Data records:
--
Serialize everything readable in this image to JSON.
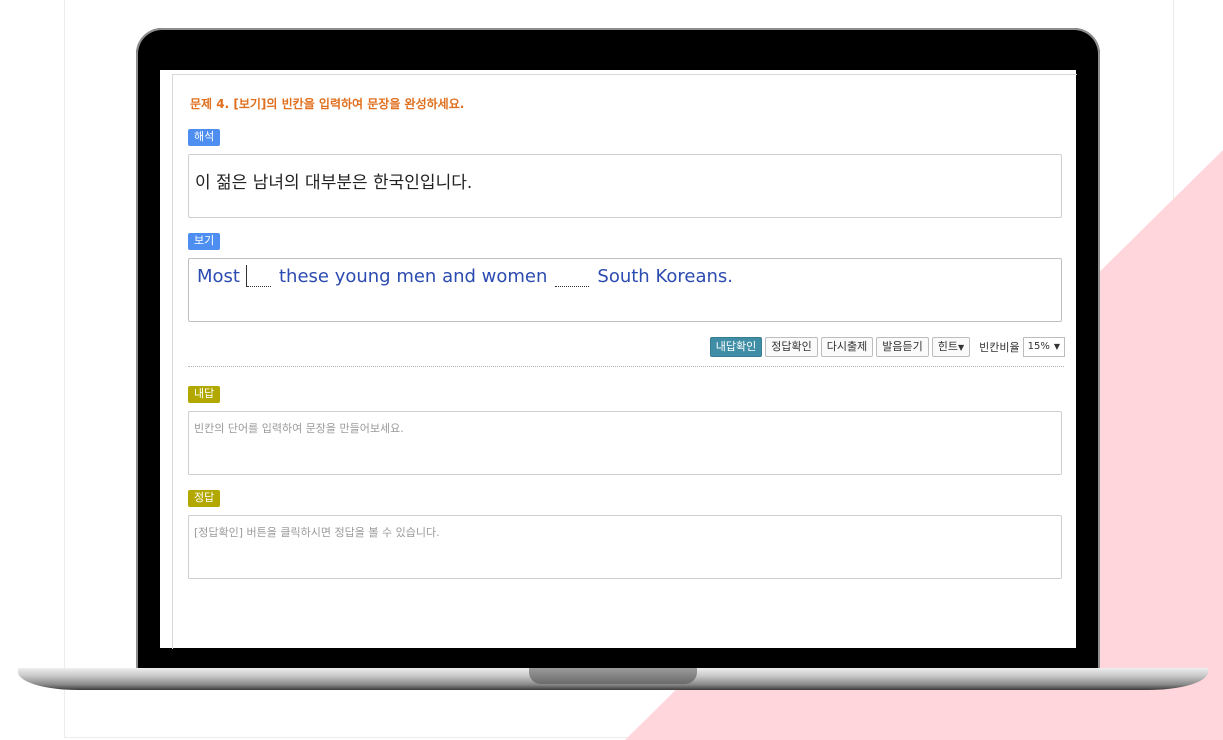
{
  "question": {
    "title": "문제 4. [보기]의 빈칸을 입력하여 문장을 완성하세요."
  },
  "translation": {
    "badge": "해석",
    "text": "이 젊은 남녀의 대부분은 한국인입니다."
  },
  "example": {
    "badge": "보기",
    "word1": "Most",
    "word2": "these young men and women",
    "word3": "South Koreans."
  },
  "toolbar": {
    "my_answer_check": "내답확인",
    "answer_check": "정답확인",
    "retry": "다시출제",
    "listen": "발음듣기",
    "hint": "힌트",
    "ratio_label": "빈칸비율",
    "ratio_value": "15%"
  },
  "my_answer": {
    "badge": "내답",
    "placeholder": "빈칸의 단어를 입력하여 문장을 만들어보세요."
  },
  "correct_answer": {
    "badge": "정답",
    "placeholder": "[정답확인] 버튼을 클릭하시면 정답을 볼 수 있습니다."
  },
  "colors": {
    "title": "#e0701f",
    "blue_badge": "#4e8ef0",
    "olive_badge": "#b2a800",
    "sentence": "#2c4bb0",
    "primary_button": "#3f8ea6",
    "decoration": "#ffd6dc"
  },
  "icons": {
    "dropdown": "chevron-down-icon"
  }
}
--
— Task —
Pictures in the records above are not copied; print everything else exactly.

— Solution for this problem —
Serialize everything readable in this image to JSON.
{
  "question": {
    "title": "문제 4. [보기]의 빈칸을 입력하여 문장을 완성하세요."
  },
  "translation": {
    "badge": "해석",
    "text": "이 젊은 남녀의 대부분은 한국인입니다."
  },
  "example": {
    "badge": "보기",
    "word1": "Most",
    "word2": "these young men and women",
    "word3": "South Koreans."
  },
  "toolbar": {
    "my_answer_check": "내답확인",
    "answer_check": "정답확인",
    "retry": "다시출제",
    "listen": "발음듣기",
    "hint": "힌트",
    "ratio_label": "빈칸비율",
    "ratio_value": "15%"
  },
  "my_answer": {
    "badge": "내답",
    "placeholder": "빈칸의 단어를 입력하여 문장을 만들어보세요."
  },
  "correct_answer": {
    "badge": "정답",
    "placeholder": "[정답확인] 버튼을 클릭하시면 정답을 볼 수 있습니다."
  },
  "colors": {
    "title": "#e0701f",
    "blue_badge": "#4e8ef0",
    "olive_badge": "#b2a800",
    "sentence": "#2c4bb0",
    "primary_button": "#3f8ea6",
    "decoration": "#ffd6dc"
  },
  "icons": {
    "dropdown": "chevron-down-icon"
  }
}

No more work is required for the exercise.